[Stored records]
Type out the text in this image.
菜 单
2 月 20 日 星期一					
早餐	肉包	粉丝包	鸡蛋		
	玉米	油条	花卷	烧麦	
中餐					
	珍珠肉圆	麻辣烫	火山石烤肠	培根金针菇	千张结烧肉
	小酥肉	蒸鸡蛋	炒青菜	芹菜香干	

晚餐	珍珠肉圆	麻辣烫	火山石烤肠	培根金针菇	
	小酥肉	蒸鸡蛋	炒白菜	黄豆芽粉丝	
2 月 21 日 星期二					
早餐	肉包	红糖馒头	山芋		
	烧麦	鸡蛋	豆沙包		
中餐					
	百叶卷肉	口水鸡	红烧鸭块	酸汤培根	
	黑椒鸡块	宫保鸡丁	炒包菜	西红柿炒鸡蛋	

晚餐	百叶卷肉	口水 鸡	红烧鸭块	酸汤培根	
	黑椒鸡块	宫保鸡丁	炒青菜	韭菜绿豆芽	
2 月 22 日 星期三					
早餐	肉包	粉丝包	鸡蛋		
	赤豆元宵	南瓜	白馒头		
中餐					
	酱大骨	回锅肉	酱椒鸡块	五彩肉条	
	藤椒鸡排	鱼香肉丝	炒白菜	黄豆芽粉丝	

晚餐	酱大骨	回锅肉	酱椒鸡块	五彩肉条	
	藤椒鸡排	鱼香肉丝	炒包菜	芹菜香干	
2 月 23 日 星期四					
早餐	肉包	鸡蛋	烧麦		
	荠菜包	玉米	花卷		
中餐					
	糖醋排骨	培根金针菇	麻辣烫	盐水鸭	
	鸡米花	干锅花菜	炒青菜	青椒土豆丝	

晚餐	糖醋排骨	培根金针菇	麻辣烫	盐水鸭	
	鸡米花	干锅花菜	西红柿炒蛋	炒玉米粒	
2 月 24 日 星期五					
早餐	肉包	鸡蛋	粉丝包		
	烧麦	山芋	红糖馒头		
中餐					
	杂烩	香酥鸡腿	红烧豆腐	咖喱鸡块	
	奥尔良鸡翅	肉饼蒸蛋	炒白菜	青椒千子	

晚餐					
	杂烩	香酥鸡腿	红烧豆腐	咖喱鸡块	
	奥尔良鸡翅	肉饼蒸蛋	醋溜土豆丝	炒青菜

What the task requires ▸
Transcribe the whole listing with nothing added or left out.

Task result ▸
Type out the text in this image.
菜 单
2 月 20 日 星期一					
早餐	肉包	粉丝包	鸡蛋		
	玉米	油条	花卷	烧麦	
中餐					
	珍珠肉圆	麻辣烫	火山石烤肠	培根金针菇	千张结烧肉
	小酥肉	蒸鸡蛋	炒青菜	芹菜香干	

晚餐	珍珠肉圆	麻辣烫	火山石烤肠	培根金针菇	
	小酥肉	蒸鸡蛋	炒白菜	黄豆芽粉丝	
2 月 21 日 星期二					
早餐	肉包	红糖馒头	山芋		
	烧麦	鸡蛋	豆沙包		
中餐					
	百叶卷肉	口水鸡	红烧鸭块	酸汤培根	
	黑椒鸡块	宫保鸡丁	炒包菜	西红柿炒鸡蛋	

晚餐	百叶卷肉	口水 鸡	红烧鸭块	酸汤培根	
	黑椒鸡块	宫保鸡丁	炒青菜	韭菜绿豆芽	
2 月 22 日 星期三					
早餐	肉包	粉丝包	鸡蛋		
	赤豆元宵	南瓜	白馒头		
中餐					
	酱大骨	回锅肉	酱椒鸡块	五彩肉条	
	藤椒鸡排	鱼香肉丝	炒白菜	黄豆芽粉丝	

晚餐	酱大骨	回锅肉	酱椒鸡块	五彩肉条	
	藤椒鸡排	鱼香肉丝	炒包菜	芹菜香干	
2 月 23 日 星期四					
早餐	肉包	鸡蛋	烧麦		
	荠菜包	玉米	花卷		
中餐					
	糖醋排骨	培根金针菇	麻辣烫	盐水鸭	
	鸡米花	干锅花菜	炒青菜	青椒土豆丝	

晚餐	糖醋排骨	培根金针菇	麻辣烫	盐水鸭	
	鸡米花	干锅花菜	西红柿炒蛋	炒玉米粒	
2 月 24 日 星期五					
早餐	肉包	鸡蛋	粉丝包		
	烧麦	山芋	红糖馒头		
中餐					
	杂烩	香酥鸡腿	红烧豆腐	咖喱鸡块	
	奥尔良鸡翅	肉饼蒸蛋	炒白菜	青椒千子	

晚餐					
	杂烩	香酥鸡腿	红烧豆腐	咖喱鸡块	
	奥尔良鸡翅	肉饼蒸蛋	醋溜土豆丝	炒青菜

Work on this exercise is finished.